## [BRIEF]
Provide an exact copy of the data, excluding the images.

═══ INPUT MATERIAL ═══

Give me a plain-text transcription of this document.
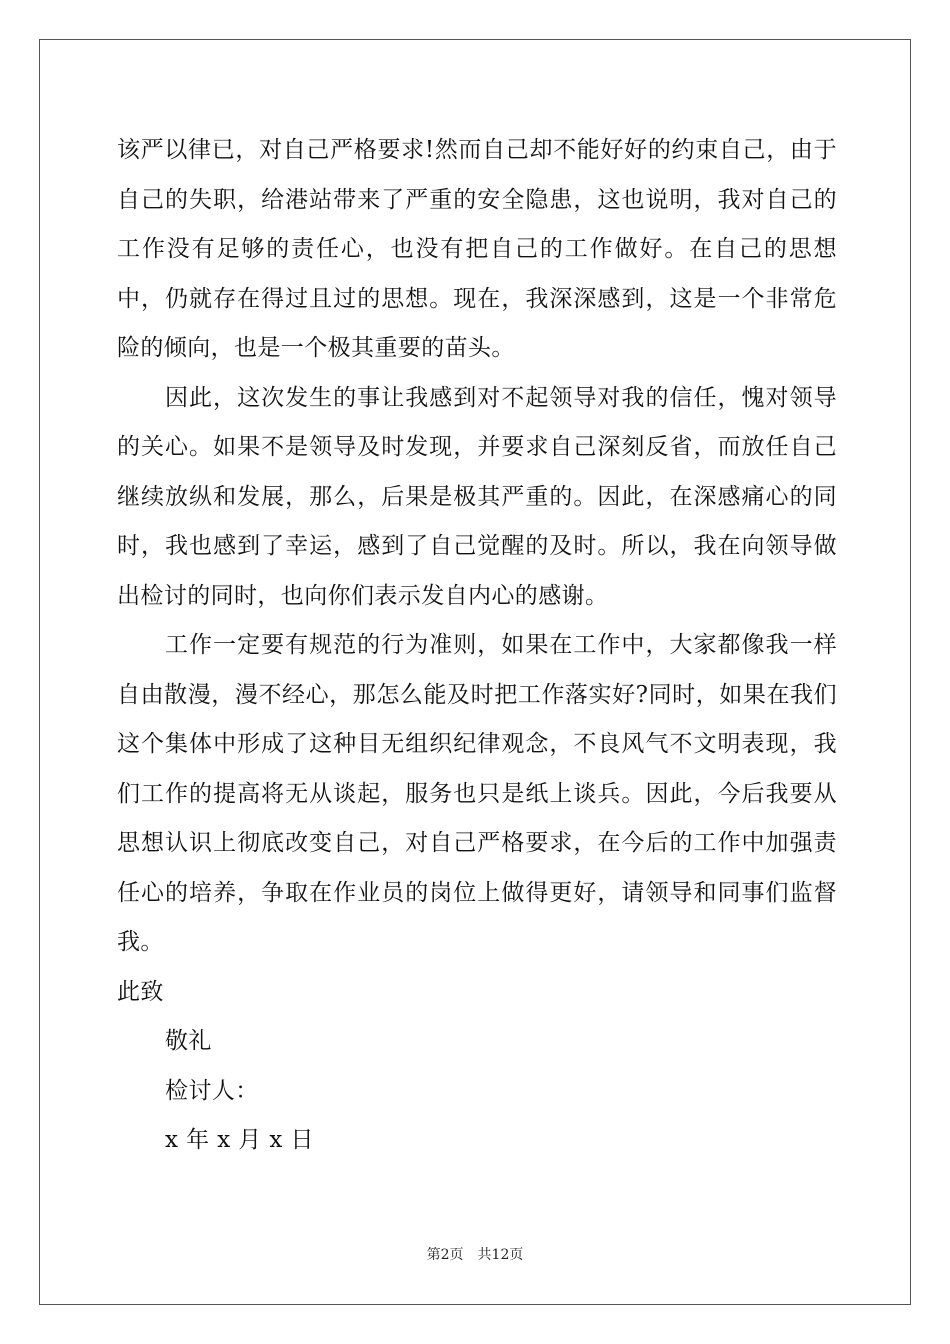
该严以律已，对自己严格要求!然而自己却不能好好的约束自己，由于自己的失职，给港站带来了严重的安全隐患，这也说明，我对自己的工作没有足够的责任心，也没有把自己的工作做好。在自己的思想中，仍就存在得过且过的思想。现在，我深深感到，这是一个非常危险的倾向，也是一个极其重要的苗头。

因此，这次发生的事让我感到对不起领导对我的信任，愧对领导的关心。如果不是领导及时发现，并要求自己深刻反省，而放任自己继续放纵和发展，那么，后果是极其严重的。因此，在深感痛心的同时，我也感到了幸运，感到了自己觉醒的及时。所以，我在向领导做出检讨的同时，也向你们表示发自内心的感谢。

工作一定要有规范的行为准则，如果在工作中，大家都像我一样自由散漫，漫不经心，那怎么能及时把工作落实好?同时，如果在我们这个集体中形成了这种目无组织纪律观念，不良风气不文明表现，我们工作的提高将无从谈起，服务也只是纸上谈兵。因此，今后我要从思想认识上彻底改变自己，对自己严格要求，在今后的工作中加强责任心的培养，争取在作业员的岗位上做得更好，请领导和同事们监督我。

此致

敬礼

检讨人：

x 年 x 月 x 日

第2页 共12页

═══

## [FINISHED EXERCISE]
Give me a plain-text transcription of this document.
该严以律已，对自己严格要求!然而自己却不能好好的约束自己，由于自己的失职，给港站带来了严重的安全隐患，这也说明，我对自己的工作没有足够的责任心，也没有把自己的工作做好。在自己的思想中，仍就存在得过且过的思想。现在，我深深感到，这是一个非常危险的倾向，也是一个极其重要的苗头。

因此，这次发生的事让我感到对不起领导对我的信任，愧对领导的关心。如果不是领导及时发现，并要求自己深刻反省，而放任自己继续放纵和发展，那么，后果是极其严重的。因此，在深感痛心的同时，我也感到了幸运，感到了自己觉醒的及时。所以，我在向领导做出检讨的同时，也向你们表示发自内心的感谢。

工作一定要有规范的行为准则，如果在工作中，大家都像我一样自由散漫，漫不经心，那怎么能及时把工作落实好?同时，如果在我们这个集体中形成了这种目无组织纪律观念，不良风气不文明表现，我们工作的提高将无从谈起，服务也只是纸上谈兵。因此，今后我要从思想认识上彻底改变自己，对自己严格要求，在今后的工作中加强责任心的培养，争取在作业员的岗位上做得更好，请领导和同事们监督我。

此致

敬礼

检讨人：

x 年 x 月 x 日

第2页 共12页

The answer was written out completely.